EXTRACTED DATA:

>>>

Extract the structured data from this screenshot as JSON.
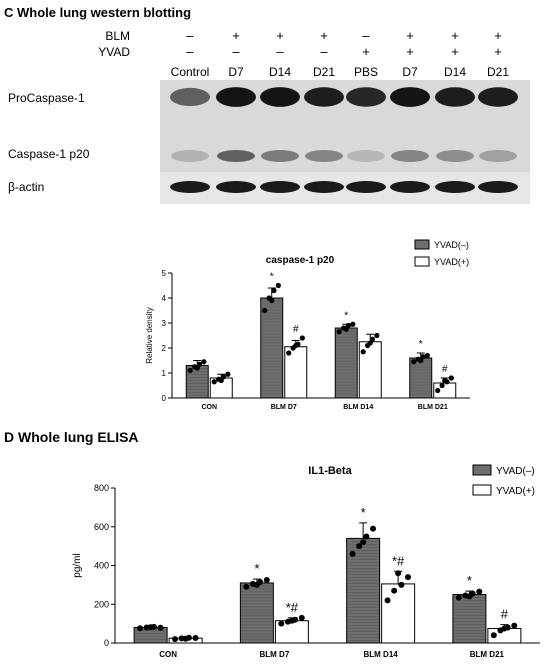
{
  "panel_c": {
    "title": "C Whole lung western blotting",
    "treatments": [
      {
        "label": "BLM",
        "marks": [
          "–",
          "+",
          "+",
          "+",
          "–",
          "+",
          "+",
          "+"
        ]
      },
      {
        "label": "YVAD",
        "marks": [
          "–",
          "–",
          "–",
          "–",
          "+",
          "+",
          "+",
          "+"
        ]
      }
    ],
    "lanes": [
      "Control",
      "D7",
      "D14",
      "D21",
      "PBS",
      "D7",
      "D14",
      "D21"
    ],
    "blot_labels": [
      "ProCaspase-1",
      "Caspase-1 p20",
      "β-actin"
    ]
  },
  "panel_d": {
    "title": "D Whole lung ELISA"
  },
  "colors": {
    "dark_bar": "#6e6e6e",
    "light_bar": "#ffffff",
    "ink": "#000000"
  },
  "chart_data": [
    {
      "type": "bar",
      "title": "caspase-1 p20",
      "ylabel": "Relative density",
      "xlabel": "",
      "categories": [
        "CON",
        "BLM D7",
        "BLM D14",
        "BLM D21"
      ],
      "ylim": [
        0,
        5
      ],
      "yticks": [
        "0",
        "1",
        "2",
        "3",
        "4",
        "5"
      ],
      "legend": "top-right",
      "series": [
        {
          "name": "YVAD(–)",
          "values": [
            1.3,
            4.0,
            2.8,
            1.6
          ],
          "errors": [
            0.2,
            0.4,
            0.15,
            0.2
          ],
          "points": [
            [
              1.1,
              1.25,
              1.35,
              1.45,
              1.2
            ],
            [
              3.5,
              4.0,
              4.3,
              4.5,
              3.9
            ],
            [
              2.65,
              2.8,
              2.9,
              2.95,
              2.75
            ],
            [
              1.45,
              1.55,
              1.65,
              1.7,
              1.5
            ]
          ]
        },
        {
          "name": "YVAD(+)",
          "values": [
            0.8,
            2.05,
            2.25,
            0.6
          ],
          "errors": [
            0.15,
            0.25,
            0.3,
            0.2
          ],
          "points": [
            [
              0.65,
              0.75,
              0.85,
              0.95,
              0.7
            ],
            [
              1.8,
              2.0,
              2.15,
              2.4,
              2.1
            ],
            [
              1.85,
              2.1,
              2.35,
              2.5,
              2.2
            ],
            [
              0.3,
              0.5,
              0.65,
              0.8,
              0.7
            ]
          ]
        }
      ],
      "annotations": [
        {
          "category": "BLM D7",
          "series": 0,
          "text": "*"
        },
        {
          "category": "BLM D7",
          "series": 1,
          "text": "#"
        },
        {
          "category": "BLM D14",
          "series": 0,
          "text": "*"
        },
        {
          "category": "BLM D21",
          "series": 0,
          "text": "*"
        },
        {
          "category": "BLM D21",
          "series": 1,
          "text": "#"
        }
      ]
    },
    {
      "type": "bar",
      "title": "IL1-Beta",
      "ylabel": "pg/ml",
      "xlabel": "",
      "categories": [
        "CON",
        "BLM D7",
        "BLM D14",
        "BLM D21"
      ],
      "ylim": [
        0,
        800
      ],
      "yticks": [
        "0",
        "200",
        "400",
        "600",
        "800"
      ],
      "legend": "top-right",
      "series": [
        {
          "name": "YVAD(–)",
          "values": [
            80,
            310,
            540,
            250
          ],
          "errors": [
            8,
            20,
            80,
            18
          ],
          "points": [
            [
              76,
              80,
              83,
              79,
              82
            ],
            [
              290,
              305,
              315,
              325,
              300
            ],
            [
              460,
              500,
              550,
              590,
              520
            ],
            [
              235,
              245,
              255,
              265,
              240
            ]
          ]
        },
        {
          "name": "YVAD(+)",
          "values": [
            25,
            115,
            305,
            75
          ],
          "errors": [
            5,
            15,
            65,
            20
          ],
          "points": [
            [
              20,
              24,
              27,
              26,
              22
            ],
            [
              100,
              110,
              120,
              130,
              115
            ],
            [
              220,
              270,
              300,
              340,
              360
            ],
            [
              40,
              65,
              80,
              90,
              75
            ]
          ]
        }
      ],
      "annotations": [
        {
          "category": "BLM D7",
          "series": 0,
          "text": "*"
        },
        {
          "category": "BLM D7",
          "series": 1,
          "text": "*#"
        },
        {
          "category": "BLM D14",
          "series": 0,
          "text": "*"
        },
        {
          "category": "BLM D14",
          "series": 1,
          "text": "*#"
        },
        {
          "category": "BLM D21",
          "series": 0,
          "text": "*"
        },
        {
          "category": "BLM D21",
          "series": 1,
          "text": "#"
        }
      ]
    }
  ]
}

<<<
>>>

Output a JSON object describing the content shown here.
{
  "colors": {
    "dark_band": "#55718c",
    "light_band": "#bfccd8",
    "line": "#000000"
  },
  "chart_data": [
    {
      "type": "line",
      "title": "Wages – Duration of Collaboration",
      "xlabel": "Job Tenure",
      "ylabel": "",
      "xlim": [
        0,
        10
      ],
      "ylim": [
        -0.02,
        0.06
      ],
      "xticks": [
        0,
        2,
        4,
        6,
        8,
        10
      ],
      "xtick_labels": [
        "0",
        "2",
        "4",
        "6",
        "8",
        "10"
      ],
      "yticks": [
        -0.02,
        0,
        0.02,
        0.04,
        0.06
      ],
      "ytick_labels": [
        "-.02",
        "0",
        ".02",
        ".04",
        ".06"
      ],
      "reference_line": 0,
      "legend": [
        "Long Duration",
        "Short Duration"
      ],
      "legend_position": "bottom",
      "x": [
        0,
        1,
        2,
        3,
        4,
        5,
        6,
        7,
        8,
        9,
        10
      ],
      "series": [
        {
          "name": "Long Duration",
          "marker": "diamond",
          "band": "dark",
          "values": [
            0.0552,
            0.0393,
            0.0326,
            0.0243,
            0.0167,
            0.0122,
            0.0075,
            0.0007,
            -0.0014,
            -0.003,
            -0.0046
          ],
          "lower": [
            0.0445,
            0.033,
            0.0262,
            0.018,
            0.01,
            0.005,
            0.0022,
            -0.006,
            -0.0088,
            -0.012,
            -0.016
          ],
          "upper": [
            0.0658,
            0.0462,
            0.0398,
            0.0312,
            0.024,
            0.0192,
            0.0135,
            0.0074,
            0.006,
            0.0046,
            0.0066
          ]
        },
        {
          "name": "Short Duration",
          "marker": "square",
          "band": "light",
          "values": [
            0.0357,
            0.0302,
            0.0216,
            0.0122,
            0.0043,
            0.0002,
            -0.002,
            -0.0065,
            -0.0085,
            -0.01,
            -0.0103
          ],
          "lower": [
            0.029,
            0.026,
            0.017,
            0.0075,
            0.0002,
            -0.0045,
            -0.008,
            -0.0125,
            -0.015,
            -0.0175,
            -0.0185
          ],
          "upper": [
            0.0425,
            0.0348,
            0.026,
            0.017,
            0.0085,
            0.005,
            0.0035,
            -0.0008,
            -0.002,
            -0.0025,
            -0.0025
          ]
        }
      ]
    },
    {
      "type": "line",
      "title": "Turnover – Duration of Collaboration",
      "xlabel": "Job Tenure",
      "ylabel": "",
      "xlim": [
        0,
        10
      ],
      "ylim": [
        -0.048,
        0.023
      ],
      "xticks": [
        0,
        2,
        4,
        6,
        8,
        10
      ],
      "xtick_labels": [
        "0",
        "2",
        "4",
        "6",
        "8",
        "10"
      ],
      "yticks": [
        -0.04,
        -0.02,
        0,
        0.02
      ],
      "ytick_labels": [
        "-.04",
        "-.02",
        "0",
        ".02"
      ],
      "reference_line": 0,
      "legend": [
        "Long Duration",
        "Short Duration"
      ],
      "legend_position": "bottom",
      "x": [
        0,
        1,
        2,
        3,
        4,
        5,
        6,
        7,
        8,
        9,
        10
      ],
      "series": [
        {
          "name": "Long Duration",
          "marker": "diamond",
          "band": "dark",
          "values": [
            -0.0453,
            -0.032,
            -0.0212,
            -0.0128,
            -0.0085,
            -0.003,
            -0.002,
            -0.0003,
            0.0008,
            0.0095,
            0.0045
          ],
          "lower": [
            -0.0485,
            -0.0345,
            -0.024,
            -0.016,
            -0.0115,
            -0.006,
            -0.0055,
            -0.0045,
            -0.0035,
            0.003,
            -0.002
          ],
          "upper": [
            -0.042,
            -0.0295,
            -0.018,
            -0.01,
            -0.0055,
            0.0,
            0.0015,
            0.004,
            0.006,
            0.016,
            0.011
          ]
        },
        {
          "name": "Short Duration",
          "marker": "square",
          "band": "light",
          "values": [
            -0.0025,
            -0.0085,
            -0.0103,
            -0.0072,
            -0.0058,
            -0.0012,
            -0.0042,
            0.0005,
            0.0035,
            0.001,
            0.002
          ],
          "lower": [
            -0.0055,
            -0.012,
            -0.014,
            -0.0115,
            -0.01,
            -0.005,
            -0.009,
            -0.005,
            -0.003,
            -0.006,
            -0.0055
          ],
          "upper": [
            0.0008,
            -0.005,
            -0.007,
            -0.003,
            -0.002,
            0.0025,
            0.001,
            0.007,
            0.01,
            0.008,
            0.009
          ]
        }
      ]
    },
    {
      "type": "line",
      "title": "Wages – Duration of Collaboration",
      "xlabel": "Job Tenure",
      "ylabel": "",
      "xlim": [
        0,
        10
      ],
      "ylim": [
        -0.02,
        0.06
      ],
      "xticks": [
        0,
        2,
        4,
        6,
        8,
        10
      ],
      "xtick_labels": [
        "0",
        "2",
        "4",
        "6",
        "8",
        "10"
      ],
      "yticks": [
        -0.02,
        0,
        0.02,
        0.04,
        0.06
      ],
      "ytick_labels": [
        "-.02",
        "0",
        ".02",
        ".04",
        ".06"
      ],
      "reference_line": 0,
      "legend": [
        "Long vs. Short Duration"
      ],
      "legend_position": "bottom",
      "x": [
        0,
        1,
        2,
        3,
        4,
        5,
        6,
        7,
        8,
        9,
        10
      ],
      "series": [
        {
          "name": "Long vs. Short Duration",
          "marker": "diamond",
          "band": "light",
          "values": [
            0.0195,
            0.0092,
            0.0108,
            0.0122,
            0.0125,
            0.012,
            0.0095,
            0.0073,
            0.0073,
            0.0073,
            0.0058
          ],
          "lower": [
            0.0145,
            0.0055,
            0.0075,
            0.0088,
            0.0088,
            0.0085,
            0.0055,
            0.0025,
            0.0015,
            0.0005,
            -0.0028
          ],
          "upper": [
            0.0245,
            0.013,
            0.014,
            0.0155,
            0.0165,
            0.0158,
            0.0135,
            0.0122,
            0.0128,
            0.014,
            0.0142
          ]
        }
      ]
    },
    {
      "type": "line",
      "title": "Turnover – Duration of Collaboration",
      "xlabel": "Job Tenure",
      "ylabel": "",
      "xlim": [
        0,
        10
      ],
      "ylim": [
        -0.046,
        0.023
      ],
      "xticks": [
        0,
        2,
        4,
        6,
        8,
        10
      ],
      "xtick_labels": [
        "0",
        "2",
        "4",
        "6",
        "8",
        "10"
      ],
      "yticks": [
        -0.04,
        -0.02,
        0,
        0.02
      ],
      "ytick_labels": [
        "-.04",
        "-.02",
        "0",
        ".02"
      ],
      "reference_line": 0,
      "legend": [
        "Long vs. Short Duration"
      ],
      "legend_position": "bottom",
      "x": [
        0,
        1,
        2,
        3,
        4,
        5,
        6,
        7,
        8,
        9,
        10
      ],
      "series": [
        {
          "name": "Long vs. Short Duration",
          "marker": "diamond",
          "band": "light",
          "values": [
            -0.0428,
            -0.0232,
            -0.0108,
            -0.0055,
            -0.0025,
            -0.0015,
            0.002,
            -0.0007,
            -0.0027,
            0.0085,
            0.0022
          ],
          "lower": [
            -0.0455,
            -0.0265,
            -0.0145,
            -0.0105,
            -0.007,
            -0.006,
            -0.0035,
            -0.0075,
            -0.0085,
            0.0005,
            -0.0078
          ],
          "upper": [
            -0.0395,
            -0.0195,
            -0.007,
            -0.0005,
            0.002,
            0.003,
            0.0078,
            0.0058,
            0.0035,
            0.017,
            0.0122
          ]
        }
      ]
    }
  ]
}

<<<

TASK INSTRUCTIONS: Review the preceding data and report every line that includes the string "JSON".

SOLUTION FOR THIS EXERCISE:
Extract the structured data from this screenshot as JSON.
Output a JSON object describing the content shown here.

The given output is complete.